_DESCRIPTION OF THE TASK_. Transcribe all of the material exactly, except for its pictures.

_ENTRIES PROVIDED_.
»»

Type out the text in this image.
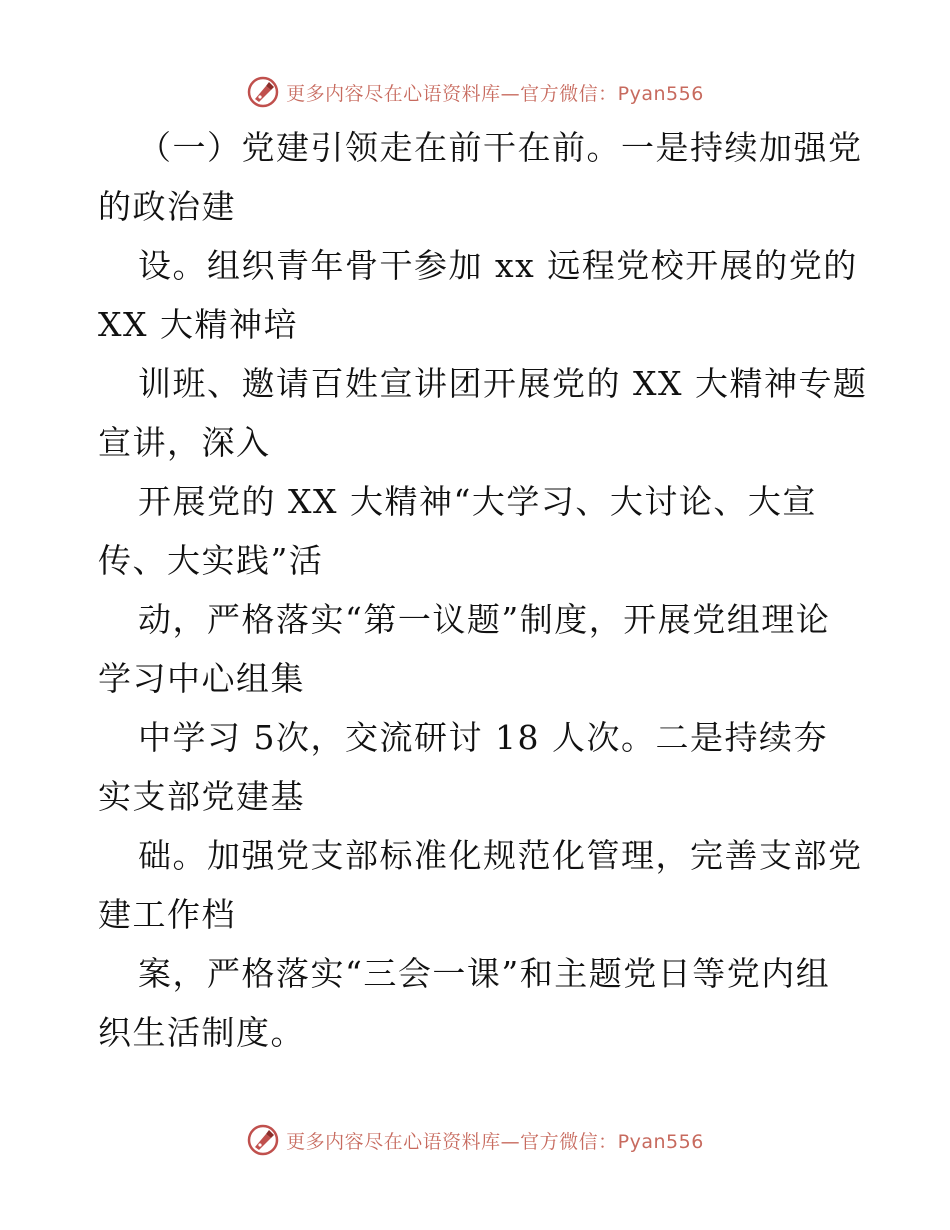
更多内容尽在心语资料库—官方微信：Pyan556
（一）党建引领走在前干在前。一是持续加强党
的政治建
设。组织青年骨干参加 xx 远程党校开展的党的
XX 大精神培
训班、邀请百姓宣讲团开展党的 XX 大精神专题
宣讲，深入
开展党的 XX 大精神“大学习、大讨论、大宣
传、大实践”活
动，严格落实“第一议题”制度，开展党组理论
学习中心组集
中学习 5次，交流研讨 18 人次。二是持续夯
实支部党建基
础。加强党支部标准化规范化管理，完善支部党
建工作档
案，严格落实“三会一课”和主题党日等党内组
织生活制度。
更多内容尽在心语资料库—官方微信：Pyan556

««

_EXERCISE OUTPUT_.
Type out the text in this image.
更多内容尽在心语资料库—官方微信：Pyan556
（一）党建引领走在前干在前。一是持续加强党
的政治建
设。组织青年骨干参加 xx 远程党校开展的党的
XX 大精神培
训班、邀请百姓宣讲团开展党的 XX 大精神专题
宣讲，深入
开展党的 XX 大精神“大学习、大讨论、大宣
传、大实践”活
动，严格落实“第一议题”制度，开展党组理论
学习中心组集
中学习 5次，交流研讨 18 人次。二是持续夯
实支部党建基
础。加强党支部标准化规范化管理，完善支部党
建工作档
案，严格落实“三会一课”和主题党日等党内组
织生活制度。
更多内容尽在心语资料库—官方微信：Pyan556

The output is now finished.